**Work instructions:**
Provide nothing but the number of lines containing the string "فتحه".

**Material for the task:**
──────────────────────────────

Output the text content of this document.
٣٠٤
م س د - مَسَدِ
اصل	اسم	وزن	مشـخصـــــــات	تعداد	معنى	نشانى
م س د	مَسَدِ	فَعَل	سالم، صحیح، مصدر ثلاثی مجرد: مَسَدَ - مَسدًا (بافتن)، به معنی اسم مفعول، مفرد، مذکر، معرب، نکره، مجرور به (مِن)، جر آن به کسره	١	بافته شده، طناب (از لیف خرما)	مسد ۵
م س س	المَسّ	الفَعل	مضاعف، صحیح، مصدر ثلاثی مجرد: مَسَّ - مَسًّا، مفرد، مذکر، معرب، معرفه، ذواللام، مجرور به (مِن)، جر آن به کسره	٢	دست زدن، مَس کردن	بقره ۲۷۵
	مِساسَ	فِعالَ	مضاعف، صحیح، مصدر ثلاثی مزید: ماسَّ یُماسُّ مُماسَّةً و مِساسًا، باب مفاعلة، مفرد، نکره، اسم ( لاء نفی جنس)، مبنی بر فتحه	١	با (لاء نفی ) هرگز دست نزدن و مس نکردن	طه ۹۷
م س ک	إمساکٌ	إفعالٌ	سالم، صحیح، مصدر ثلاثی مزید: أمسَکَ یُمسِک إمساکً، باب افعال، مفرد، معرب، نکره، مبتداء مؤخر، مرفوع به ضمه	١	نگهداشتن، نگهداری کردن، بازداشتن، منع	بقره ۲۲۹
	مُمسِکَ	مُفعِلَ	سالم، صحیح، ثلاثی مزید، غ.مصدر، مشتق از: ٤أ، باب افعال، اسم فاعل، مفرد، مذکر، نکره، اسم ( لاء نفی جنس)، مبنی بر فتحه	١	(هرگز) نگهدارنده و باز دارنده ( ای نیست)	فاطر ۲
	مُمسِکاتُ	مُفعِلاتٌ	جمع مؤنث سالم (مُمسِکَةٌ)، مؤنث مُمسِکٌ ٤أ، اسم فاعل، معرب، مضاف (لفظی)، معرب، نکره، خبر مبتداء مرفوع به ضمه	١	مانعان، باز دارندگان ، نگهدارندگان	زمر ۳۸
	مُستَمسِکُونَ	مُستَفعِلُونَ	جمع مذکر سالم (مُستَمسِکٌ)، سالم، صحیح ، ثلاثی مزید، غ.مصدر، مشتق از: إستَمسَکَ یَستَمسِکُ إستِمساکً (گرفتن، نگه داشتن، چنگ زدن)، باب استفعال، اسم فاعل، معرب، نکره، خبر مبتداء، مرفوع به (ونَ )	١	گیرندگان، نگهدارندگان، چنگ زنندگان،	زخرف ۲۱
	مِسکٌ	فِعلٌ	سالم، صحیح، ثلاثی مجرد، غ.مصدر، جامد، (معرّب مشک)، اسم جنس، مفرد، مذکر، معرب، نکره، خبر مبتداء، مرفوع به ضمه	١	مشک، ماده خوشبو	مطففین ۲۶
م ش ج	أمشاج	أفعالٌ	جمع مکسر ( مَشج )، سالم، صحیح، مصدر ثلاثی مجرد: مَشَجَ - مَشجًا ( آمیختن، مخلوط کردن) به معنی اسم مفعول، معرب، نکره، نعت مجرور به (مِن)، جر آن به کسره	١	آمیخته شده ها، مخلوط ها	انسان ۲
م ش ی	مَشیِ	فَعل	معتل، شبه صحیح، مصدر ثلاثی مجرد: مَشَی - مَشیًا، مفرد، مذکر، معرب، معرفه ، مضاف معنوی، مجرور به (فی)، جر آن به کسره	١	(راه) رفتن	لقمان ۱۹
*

──────────────────────────────

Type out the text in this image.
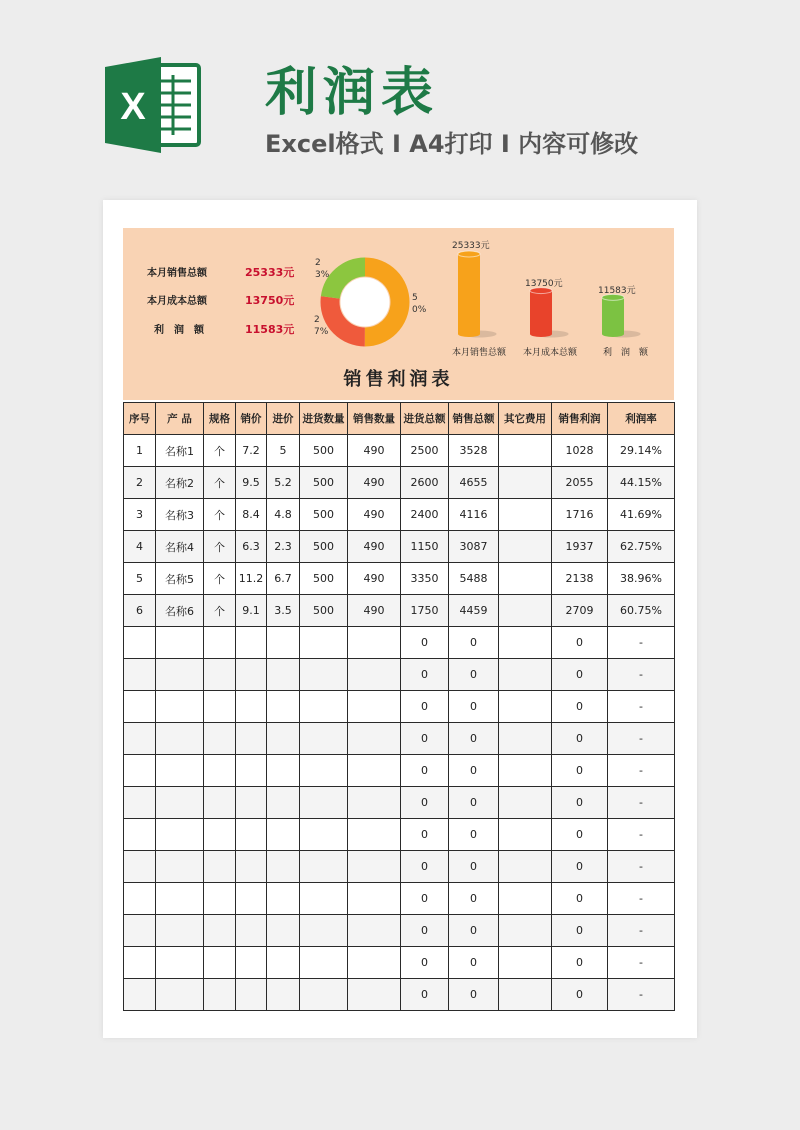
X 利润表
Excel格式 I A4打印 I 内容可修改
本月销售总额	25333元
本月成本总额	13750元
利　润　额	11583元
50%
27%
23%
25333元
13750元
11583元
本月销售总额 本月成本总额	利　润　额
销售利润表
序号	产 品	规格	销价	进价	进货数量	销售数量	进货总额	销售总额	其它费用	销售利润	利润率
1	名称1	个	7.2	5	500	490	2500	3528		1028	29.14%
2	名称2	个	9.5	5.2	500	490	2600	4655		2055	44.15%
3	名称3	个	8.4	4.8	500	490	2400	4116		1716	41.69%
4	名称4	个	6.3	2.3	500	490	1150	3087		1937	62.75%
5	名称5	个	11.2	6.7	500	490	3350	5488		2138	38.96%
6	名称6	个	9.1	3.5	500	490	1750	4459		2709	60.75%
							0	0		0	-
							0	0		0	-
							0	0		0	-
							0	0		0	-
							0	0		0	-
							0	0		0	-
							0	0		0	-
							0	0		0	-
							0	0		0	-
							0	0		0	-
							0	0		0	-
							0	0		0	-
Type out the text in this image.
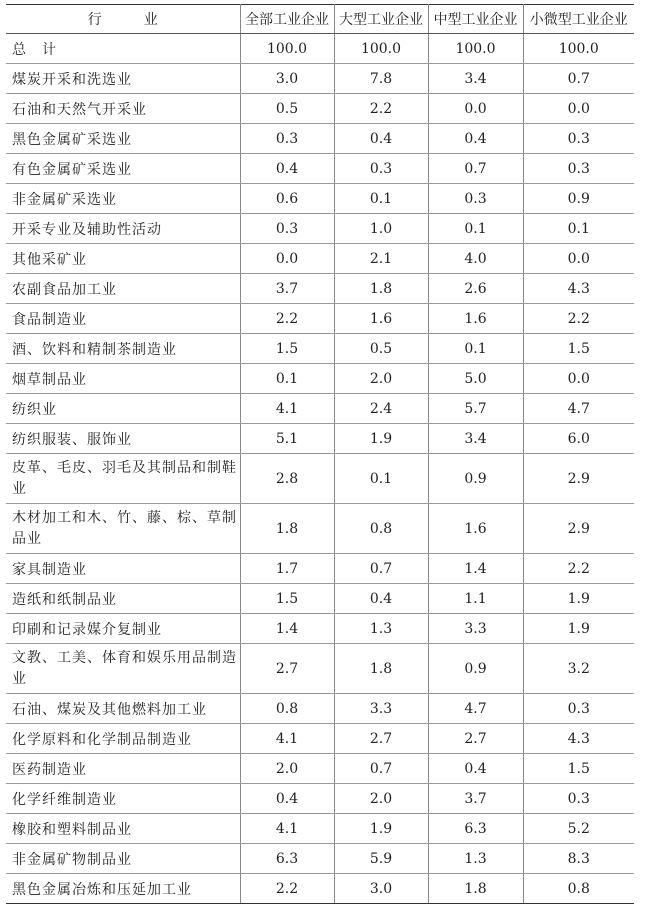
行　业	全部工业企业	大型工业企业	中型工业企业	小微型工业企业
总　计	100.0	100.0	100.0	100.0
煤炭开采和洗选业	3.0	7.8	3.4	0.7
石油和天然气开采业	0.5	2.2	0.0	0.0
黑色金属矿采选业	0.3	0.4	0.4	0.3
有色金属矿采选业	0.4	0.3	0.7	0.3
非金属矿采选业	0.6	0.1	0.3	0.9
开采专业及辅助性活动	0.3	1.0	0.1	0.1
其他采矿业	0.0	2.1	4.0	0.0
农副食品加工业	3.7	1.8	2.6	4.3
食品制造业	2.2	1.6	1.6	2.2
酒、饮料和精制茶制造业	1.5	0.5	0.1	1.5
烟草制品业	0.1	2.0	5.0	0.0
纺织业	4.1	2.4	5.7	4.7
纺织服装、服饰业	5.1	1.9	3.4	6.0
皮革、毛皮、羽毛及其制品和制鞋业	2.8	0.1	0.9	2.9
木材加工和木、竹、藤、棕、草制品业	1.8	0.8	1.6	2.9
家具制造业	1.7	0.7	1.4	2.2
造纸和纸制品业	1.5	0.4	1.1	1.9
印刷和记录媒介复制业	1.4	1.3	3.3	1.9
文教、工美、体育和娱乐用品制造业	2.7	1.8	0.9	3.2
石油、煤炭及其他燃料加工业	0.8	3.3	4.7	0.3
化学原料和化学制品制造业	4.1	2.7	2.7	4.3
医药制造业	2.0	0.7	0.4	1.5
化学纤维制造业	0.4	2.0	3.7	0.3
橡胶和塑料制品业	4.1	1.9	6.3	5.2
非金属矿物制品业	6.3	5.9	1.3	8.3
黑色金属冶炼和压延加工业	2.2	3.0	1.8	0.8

──────────────────────────────

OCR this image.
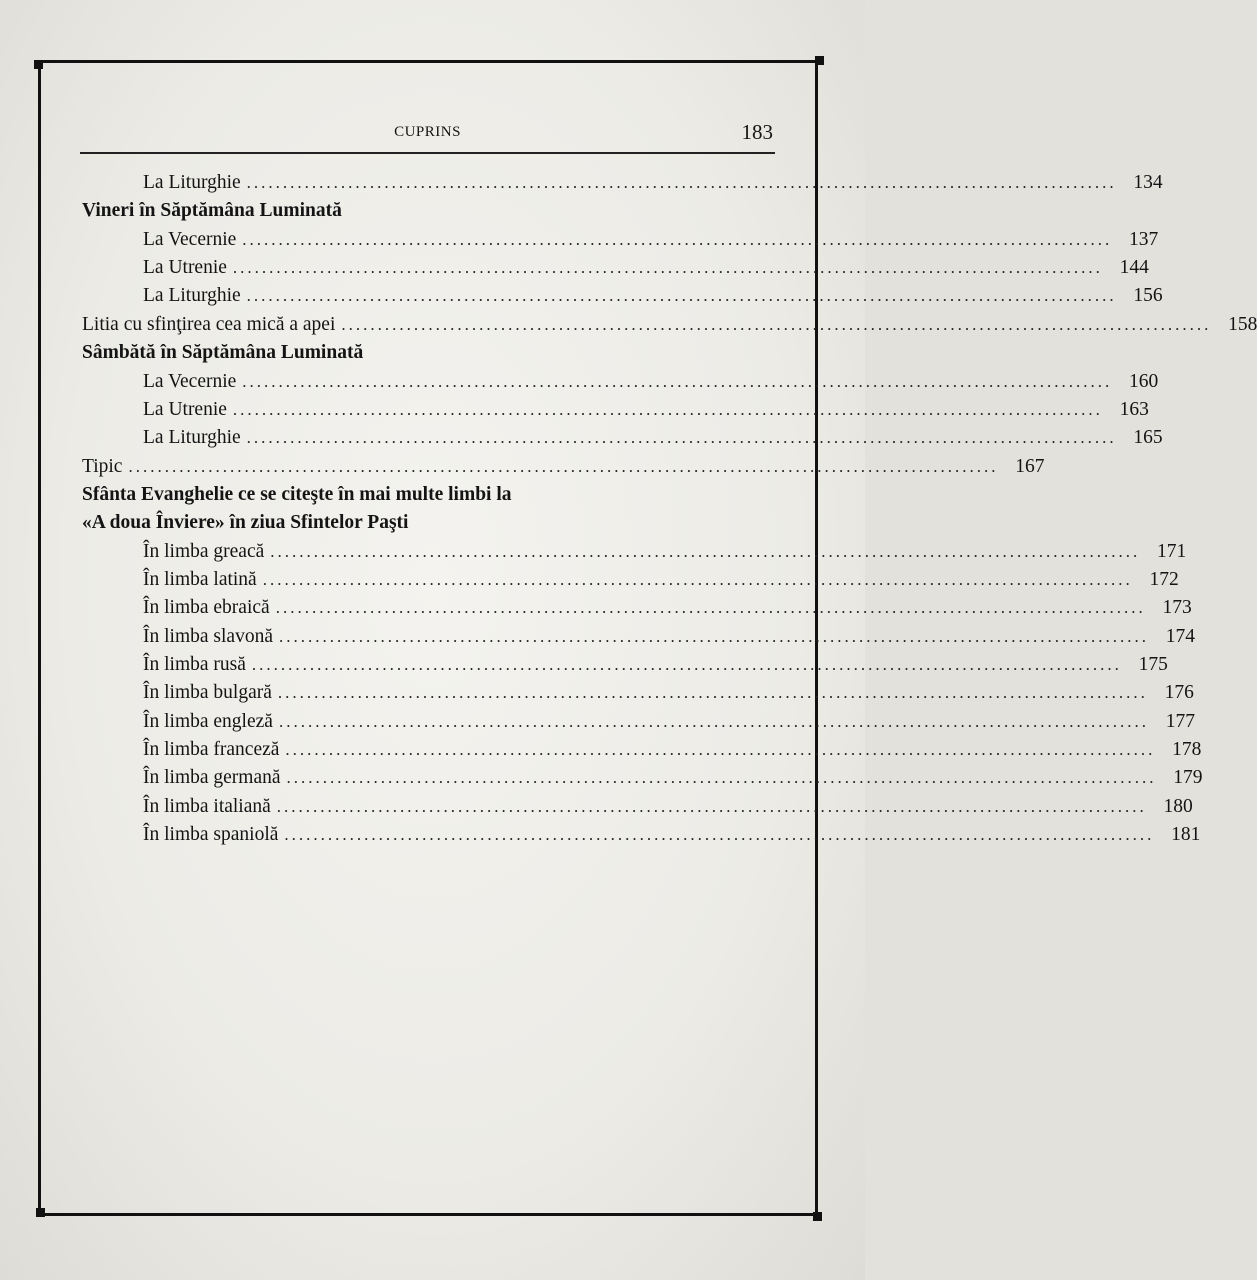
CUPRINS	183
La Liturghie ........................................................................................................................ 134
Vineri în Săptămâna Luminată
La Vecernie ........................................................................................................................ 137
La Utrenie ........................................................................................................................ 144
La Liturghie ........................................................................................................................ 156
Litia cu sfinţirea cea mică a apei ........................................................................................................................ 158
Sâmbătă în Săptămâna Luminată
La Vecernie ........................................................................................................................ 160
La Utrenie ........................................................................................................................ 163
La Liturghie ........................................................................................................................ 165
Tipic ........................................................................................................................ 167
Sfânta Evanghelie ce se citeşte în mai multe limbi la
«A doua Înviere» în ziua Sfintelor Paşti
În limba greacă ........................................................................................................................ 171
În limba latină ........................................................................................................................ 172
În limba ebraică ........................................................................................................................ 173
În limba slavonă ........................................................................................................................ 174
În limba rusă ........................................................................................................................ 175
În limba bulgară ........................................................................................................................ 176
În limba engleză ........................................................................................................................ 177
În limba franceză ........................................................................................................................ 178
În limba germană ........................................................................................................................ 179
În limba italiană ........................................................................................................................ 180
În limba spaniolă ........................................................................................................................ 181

──────────────────────────────

**Solution to this problem:**
2